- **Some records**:
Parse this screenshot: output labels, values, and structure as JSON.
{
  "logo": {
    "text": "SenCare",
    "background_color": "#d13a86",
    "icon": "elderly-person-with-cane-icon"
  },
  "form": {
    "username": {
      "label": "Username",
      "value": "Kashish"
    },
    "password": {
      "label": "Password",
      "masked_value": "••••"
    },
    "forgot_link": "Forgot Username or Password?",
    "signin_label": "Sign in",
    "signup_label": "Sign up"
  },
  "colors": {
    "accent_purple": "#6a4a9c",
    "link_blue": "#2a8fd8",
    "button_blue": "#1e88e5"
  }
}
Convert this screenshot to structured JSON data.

--

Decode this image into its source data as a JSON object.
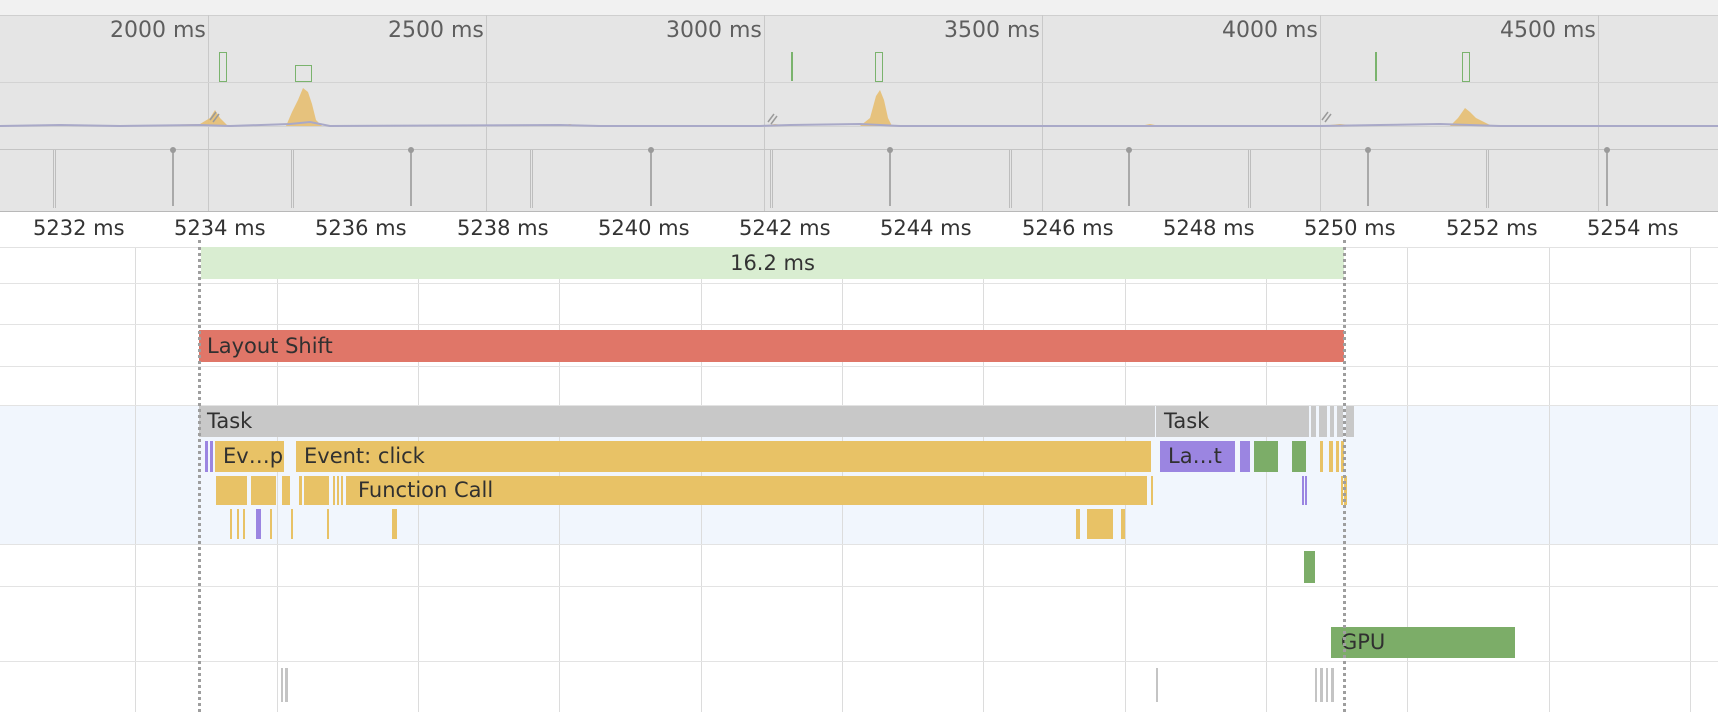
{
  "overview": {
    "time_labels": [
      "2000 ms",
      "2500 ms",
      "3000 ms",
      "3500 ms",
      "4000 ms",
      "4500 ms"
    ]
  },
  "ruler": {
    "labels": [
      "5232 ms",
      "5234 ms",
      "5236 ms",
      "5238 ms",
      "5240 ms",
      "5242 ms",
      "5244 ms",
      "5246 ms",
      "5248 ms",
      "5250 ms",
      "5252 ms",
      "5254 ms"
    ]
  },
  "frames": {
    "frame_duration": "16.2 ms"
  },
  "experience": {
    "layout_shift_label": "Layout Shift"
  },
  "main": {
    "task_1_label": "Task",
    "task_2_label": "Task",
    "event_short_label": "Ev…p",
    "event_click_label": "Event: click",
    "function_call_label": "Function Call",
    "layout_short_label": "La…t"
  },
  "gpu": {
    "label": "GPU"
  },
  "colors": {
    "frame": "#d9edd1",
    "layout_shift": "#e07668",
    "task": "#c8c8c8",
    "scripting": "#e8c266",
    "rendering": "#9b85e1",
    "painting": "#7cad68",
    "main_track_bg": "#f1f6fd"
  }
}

- **TASK REQUIREMENTS**: From the records above, give again exactly the lines running from the line with "Parse this screenshot: output" to the line with "Convert this screenshot", inclusive.

- **FINAL RESULT**:
Parse this screenshot: output labels, values, and structure as JSON.
{
  "logo": {
    "text": "SenCare",
    "background_color": "#d13a86",
    "icon": "elderly-person-with-cane-icon"
  },
  "form": {
    "username": {
      "label": "Username",
      "value": "Kashish"
    },
    "password": {
      "label": "Password",
      "masked_value": "••••"
    },
    "forgot_link": "Forgot Username or Password?",
    "signin_label": "Sign in",
    "signup_label": "Sign up"
  },
  "colors": {
    "accent_purple": "#6a4a9c",
    "link_blue": "#2a8fd8",
    "button_blue": "#1e88e5"
  }
}
Convert this screenshot to structured JSON data.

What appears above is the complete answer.